----- The data -----

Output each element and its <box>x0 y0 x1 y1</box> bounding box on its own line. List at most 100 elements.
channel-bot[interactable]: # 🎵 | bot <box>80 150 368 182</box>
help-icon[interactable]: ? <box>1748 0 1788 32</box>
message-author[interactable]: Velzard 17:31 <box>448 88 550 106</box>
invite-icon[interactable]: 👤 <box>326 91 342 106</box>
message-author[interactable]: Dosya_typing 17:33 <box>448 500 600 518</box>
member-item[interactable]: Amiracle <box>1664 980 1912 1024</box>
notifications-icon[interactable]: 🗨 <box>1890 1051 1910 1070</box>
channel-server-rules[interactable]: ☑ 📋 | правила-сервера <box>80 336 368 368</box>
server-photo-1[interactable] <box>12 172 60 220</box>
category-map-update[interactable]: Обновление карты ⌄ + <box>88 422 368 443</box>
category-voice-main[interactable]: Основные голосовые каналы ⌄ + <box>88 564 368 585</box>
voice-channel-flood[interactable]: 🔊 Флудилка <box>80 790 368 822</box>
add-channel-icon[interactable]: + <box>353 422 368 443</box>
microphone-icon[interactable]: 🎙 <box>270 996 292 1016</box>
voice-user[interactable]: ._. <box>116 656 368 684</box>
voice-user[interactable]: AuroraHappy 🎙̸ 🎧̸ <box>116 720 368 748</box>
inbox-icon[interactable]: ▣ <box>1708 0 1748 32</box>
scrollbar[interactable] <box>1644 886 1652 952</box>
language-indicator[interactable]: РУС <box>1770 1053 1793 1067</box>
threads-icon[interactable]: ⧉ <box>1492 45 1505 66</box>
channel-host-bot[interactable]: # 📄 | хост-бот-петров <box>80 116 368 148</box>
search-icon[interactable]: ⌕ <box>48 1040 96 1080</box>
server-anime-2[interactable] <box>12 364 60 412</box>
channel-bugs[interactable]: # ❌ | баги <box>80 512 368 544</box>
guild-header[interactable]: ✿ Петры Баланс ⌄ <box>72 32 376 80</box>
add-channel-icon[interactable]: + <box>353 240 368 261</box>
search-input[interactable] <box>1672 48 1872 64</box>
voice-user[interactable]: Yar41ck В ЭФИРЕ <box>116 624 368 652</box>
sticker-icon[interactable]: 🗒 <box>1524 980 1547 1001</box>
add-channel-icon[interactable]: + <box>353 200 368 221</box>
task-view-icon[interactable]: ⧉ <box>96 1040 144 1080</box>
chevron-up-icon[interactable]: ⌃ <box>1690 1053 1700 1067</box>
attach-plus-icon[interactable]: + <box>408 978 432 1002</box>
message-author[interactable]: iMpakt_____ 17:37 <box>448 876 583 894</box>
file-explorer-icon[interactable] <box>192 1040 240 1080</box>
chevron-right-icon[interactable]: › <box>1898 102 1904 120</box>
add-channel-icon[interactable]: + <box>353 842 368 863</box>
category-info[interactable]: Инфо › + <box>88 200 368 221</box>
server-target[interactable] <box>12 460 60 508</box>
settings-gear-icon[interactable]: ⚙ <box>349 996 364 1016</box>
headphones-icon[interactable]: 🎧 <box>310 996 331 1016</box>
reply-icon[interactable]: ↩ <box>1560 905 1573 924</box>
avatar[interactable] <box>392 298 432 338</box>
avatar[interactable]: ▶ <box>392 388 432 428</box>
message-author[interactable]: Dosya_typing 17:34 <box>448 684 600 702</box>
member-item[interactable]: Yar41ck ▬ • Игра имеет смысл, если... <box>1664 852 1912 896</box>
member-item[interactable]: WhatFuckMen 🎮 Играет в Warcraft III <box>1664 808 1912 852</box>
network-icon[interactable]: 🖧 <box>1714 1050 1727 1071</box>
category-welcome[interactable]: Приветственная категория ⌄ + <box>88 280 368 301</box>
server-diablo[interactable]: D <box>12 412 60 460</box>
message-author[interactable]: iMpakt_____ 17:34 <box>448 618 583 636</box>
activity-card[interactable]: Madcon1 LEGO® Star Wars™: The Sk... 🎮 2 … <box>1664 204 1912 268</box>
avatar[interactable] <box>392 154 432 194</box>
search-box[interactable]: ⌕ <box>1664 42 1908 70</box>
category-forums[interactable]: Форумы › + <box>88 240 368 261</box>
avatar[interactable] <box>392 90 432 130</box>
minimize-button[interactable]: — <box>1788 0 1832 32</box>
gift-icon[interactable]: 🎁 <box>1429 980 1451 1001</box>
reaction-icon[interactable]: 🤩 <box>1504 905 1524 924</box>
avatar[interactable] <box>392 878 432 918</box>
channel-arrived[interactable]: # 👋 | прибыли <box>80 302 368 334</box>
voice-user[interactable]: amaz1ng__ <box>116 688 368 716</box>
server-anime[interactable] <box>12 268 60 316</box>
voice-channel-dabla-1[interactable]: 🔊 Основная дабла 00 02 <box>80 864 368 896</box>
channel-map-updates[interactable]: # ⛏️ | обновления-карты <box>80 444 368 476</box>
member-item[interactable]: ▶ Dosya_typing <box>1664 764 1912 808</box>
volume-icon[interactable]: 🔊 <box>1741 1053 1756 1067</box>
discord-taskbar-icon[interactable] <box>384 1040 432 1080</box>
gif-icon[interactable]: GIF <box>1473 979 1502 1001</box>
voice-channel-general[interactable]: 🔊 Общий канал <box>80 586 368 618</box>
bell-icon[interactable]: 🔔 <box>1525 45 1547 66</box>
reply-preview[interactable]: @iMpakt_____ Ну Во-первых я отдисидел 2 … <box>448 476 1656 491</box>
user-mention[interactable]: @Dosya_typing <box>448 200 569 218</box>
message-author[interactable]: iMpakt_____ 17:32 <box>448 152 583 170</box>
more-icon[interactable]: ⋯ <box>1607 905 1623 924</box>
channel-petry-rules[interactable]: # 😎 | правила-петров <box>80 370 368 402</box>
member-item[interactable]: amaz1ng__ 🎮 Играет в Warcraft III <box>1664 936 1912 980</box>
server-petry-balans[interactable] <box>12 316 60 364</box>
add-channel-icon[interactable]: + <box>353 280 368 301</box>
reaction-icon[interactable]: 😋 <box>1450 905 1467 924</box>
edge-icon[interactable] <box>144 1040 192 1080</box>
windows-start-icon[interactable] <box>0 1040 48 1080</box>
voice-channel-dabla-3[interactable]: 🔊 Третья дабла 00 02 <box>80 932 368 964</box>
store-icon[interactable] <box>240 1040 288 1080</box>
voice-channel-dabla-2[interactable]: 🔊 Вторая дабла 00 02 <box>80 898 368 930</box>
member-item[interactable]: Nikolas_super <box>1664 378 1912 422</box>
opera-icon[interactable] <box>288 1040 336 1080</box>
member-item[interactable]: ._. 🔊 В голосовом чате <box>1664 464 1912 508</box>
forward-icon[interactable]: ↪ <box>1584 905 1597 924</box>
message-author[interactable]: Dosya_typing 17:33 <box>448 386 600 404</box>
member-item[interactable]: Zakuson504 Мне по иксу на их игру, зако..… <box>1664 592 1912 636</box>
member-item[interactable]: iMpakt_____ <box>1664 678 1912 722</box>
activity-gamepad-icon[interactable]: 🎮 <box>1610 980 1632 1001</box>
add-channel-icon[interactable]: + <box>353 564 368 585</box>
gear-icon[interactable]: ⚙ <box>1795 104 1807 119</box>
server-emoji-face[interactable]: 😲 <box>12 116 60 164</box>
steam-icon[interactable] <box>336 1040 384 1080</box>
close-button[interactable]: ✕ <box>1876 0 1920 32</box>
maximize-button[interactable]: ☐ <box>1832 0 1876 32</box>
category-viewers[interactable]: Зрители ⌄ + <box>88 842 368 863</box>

-----

- [Task objective] Return every line of the data above that contains the string "dabla".

- [Answer to the task]
voice-channel-dabla-1[interactable]: 🔊 Основная дабла 00 02 <box>80 864 368 896</box>
voice-channel-dabla-3[interactable]: 🔊 Третья дабла 00 02 <box>80 932 368 964</box>
voice-channel-dabla-2[interactable]: 🔊 Вторая дабла 00 02 <box>80 898 368 930</box>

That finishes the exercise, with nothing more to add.